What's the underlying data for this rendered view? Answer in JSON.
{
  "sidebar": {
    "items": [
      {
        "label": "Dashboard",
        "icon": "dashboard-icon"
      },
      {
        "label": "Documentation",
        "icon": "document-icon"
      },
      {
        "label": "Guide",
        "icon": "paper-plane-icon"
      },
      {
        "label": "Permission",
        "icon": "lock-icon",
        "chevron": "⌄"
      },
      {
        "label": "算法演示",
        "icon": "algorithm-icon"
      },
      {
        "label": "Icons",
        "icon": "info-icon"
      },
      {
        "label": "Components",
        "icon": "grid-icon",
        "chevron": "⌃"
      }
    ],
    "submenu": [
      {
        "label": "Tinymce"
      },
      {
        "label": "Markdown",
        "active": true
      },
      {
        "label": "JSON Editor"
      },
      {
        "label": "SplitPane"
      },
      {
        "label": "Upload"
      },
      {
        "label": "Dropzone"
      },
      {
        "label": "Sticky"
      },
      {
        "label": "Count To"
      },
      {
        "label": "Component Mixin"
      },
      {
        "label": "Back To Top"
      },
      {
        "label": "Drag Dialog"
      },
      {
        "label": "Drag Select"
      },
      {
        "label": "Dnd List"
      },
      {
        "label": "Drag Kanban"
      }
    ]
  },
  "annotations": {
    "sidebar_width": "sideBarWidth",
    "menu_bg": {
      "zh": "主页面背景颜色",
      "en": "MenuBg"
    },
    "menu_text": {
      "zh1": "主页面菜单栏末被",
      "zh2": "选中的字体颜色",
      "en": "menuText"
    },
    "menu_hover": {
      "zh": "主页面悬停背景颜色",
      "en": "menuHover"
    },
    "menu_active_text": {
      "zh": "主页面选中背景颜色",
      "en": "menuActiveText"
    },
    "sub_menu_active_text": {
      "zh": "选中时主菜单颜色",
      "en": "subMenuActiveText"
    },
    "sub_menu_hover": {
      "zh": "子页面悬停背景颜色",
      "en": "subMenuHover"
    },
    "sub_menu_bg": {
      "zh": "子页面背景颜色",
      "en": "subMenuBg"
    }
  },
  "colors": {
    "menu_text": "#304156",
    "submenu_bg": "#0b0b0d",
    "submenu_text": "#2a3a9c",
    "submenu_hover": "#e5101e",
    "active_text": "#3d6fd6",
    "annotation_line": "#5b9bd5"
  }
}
-*-
Given instruction: Copy each line of the records that contains the word "JSON".

Worked solution:
What's the underlying data for this rendered view? Answer in JSON.
        "label": "JSON Editor"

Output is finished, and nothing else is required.